Written request — Return all lines where the word "name" can be found.

-----

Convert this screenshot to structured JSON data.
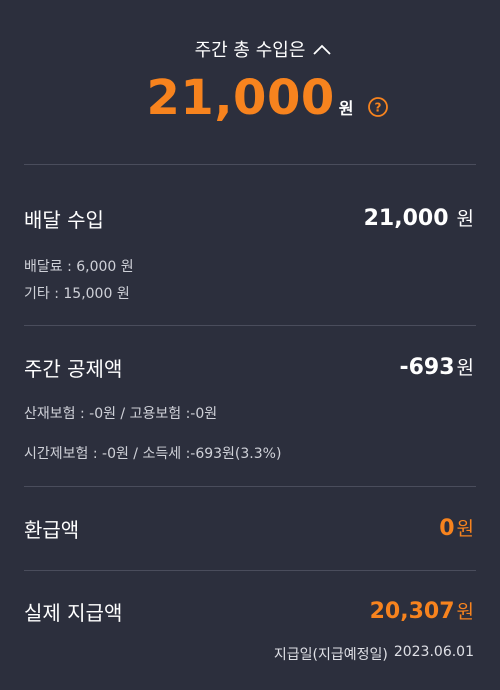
{
  "header": {
    "title": "주간 총 수입은",
    "total_amount": "21,000",
    "total_unit": "원",
    "help_icon": "question-circle-icon",
    "toggle_icon": "chevron-up-icon"
  },
  "delivery_income": {
    "title": "배달 수입",
    "amount": "21,000",
    "unit": "원",
    "details": [
      "배달료 : 6,000 원",
      "기타 : 15,000 원"
    ]
  },
  "weekly_deduction": {
    "title": "주간 공제액",
    "amount": "-693",
    "unit": "원",
    "details": [
      "산재보험 : -0원 / 고용보험 :-0원",
      "시간제보험 : -0원 / 소득세 :-693원(3.3%)"
    ]
  },
  "refund": {
    "title": "환급액",
    "amount": "0",
    "unit": "원"
  },
  "actual_payment": {
    "title": "실제 지급액",
    "amount": "20,307",
    "unit": "원"
  },
  "payday": {
    "label": "지급일(지급예정일)",
    "date": "2023.06.01"
  },
  "colors": {
    "background": "#2c2f3d",
    "accent": "#f7831e",
    "divider": "#4a4d5c"
  }
}
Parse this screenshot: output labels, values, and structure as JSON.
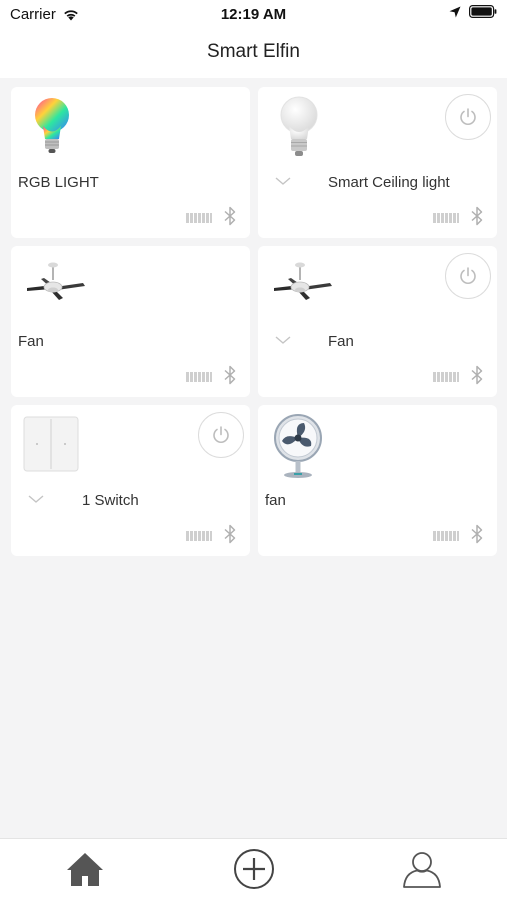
{
  "status_bar": {
    "carrier": "Carrier",
    "time": "12:19 AM"
  },
  "header": {
    "title": "Smart Elfin"
  },
  "devices": [
    {
      "name": "RGB LIGHT",
      "image": "rgb-bulb-icon",
      "has_power_button": false,
      "has_chevron": false
    },
    {
      "name": "Smart Ceiling light",
      "image": "white-bulb-icon",
      "has_power_button": true,
      "has_chevron": true
    },
    {
      "name": "Fan",
      "image": "ceiling-fan-icon",
      "has_power_button": false,
      "has_chevron": false
    },
    {
      "name": "Fan",
      "image": "ceiling-fan-icon",
      "has_power_button": true,
      "has_chevron": true
    },
    {
      "name": "1 Switch",
      "image": "wall-switch-icon",
      "has_power_button": true,
      "has_chevron": true
    },
    {
      "name": "fan",
      "image": "desk-fan-icon",
      "has_power_button": false,
      "has_chevron": false
    }
  ],
  "tab_bar": {
    "items": [
      "home-icon",
      "add-icon",
      "profile-icon"
    ]
  },
  "colors": {
    "background": "#f4f4f5",
    "card": "#ffffff",
    "icon_gray": "#b5b5b5",
    "home_active": "#555555"
  }
}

-----

Finished exercise —
      "name": "RGB LIGHT",
      "name": "Smart Ceiling light",
      "name": "Fan",
      "name": "Fan",
      "name": "1 Switch",
      "name": "fan",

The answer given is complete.